__Exercise requirements__
Count the lines below that contain the word "between". Give only the number.

__Dataset records__
★ ★ ★
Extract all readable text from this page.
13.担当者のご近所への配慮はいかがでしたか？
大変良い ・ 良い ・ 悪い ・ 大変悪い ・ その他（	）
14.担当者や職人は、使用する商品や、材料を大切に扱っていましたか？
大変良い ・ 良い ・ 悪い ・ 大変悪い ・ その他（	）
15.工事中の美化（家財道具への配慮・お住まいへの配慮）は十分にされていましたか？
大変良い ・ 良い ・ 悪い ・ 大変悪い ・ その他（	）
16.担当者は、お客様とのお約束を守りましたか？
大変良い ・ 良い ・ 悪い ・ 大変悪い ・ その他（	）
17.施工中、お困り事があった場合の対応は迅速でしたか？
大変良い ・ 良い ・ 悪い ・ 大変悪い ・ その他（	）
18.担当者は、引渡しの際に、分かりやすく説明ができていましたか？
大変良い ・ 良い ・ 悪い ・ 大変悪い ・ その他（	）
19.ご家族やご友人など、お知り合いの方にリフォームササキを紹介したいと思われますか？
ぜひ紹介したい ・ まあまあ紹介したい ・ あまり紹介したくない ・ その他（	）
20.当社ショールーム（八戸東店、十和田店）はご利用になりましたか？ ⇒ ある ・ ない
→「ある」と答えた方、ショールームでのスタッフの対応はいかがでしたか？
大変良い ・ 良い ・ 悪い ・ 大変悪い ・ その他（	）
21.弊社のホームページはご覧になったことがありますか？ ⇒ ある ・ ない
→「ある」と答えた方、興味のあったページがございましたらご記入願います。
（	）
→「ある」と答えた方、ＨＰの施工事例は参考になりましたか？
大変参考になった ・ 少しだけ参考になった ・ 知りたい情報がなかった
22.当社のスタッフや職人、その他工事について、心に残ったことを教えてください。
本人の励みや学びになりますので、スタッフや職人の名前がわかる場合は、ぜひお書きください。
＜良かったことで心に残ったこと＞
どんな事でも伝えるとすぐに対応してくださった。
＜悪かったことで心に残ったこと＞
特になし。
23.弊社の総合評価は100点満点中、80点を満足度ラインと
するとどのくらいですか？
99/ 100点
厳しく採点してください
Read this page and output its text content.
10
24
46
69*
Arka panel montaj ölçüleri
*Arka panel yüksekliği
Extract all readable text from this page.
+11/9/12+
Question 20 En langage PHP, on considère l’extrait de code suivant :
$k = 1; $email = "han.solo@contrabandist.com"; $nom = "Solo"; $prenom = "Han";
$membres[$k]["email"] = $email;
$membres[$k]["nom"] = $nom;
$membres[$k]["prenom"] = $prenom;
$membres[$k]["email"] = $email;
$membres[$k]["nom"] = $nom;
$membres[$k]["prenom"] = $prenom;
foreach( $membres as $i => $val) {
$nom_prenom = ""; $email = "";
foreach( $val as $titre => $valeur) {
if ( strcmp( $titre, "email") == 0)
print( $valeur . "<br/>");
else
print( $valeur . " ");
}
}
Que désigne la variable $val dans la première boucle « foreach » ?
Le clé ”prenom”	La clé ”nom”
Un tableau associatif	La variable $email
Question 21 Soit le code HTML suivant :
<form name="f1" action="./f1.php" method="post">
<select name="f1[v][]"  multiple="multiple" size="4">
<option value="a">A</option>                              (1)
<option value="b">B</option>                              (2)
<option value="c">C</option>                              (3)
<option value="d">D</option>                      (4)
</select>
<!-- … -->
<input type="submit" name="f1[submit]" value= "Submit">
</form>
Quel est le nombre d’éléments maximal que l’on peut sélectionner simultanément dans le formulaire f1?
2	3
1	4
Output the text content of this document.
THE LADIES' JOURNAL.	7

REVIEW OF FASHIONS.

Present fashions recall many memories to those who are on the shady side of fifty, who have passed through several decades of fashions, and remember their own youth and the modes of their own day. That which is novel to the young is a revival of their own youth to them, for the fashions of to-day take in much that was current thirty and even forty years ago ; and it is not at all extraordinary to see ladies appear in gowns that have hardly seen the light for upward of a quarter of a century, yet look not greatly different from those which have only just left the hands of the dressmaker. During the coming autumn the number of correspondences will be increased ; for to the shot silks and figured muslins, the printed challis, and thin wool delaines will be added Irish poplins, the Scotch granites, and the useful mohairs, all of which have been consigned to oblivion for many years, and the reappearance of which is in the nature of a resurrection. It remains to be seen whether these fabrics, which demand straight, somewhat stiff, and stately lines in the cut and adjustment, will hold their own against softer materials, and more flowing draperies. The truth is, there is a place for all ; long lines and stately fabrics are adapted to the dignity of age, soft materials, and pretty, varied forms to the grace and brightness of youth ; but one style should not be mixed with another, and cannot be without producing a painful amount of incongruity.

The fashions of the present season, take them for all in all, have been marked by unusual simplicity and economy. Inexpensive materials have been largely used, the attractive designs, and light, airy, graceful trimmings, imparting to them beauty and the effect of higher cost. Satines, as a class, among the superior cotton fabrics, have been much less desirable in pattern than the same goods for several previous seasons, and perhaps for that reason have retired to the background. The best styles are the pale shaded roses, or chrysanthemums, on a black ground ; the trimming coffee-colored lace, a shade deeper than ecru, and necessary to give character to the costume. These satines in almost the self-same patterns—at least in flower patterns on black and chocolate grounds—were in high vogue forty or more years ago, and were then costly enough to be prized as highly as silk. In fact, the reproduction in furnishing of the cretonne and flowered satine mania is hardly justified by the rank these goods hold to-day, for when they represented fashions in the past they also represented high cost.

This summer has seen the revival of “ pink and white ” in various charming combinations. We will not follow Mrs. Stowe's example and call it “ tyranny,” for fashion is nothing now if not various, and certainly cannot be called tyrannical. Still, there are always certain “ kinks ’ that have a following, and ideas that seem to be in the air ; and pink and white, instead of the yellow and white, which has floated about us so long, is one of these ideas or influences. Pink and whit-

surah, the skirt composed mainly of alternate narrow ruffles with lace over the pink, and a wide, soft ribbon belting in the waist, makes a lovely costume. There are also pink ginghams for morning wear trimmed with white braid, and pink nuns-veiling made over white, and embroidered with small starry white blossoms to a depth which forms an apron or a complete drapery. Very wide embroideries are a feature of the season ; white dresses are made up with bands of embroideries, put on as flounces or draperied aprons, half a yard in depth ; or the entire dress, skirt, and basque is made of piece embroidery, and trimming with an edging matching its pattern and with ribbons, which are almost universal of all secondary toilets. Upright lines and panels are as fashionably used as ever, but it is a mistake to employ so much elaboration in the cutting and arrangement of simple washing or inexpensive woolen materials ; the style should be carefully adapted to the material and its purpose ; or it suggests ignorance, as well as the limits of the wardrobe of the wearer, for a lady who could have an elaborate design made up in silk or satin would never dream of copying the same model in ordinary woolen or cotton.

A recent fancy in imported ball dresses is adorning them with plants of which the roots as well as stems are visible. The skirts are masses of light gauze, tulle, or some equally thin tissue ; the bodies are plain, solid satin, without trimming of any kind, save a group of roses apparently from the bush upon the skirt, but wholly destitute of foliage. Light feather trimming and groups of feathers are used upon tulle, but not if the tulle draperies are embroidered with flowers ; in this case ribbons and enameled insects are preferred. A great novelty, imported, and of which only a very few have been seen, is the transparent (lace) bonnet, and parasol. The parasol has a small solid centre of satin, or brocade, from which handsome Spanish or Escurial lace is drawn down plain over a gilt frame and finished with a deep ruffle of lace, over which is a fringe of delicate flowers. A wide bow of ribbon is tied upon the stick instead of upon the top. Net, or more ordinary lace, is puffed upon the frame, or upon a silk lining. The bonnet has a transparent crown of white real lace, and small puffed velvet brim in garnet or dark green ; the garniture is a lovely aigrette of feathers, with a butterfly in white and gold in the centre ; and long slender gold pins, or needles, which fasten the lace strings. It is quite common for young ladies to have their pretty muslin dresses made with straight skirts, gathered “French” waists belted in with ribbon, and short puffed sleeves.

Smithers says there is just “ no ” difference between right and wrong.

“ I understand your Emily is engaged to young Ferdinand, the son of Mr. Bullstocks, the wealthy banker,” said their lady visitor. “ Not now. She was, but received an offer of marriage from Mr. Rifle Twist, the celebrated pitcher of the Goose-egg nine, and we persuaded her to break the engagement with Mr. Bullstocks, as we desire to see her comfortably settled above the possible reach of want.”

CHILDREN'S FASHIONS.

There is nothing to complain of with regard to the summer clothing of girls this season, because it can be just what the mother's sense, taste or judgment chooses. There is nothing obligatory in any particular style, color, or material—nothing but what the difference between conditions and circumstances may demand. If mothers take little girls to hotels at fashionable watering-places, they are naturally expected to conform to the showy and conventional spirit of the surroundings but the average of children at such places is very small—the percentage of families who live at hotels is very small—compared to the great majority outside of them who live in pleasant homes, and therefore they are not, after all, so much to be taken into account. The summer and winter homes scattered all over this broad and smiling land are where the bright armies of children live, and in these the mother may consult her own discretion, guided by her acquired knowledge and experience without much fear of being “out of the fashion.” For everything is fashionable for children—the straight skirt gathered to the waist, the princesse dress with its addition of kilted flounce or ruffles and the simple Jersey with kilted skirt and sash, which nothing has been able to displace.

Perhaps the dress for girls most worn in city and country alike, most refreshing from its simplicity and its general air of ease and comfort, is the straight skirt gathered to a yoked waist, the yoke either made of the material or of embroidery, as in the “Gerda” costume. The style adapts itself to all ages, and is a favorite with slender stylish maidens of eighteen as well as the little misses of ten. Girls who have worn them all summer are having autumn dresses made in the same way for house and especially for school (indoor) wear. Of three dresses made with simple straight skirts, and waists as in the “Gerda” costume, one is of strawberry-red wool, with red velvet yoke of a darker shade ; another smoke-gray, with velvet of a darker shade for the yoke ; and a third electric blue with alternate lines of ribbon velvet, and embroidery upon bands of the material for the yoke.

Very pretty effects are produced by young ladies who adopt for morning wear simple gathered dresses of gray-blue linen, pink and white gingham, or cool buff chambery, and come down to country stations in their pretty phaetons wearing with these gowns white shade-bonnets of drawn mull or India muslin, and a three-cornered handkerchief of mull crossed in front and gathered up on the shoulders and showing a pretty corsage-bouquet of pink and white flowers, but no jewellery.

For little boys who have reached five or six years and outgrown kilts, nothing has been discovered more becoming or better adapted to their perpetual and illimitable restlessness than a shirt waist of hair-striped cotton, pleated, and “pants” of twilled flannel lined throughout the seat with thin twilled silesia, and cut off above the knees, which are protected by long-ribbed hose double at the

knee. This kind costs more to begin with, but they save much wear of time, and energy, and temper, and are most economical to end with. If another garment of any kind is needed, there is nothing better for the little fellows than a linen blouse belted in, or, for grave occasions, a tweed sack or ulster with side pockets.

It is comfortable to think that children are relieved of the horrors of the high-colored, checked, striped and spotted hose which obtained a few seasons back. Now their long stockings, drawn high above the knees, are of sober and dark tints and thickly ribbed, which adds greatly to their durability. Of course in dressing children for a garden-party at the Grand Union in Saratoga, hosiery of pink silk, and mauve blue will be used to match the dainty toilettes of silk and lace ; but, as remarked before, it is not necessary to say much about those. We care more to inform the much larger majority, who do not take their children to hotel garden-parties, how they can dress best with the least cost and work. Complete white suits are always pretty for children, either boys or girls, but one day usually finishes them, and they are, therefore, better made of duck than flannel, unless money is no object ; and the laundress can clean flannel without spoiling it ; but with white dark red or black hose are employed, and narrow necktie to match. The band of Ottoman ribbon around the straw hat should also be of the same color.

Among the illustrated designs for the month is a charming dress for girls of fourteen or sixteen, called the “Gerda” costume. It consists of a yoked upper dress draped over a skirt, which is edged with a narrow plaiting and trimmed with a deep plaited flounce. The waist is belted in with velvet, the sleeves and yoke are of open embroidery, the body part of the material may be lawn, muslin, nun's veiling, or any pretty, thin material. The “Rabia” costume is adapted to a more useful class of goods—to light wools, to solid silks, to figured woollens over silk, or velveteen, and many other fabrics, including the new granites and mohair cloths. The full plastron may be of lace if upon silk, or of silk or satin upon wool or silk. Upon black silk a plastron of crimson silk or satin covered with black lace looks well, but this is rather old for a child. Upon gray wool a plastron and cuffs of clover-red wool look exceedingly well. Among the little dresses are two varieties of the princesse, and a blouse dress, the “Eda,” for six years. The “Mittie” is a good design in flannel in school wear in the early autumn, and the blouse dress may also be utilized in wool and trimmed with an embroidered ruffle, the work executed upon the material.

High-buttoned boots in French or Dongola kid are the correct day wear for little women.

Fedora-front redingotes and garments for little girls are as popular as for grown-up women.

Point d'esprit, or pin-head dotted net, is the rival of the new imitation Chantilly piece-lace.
★ ★ ★
__Result for this task__
2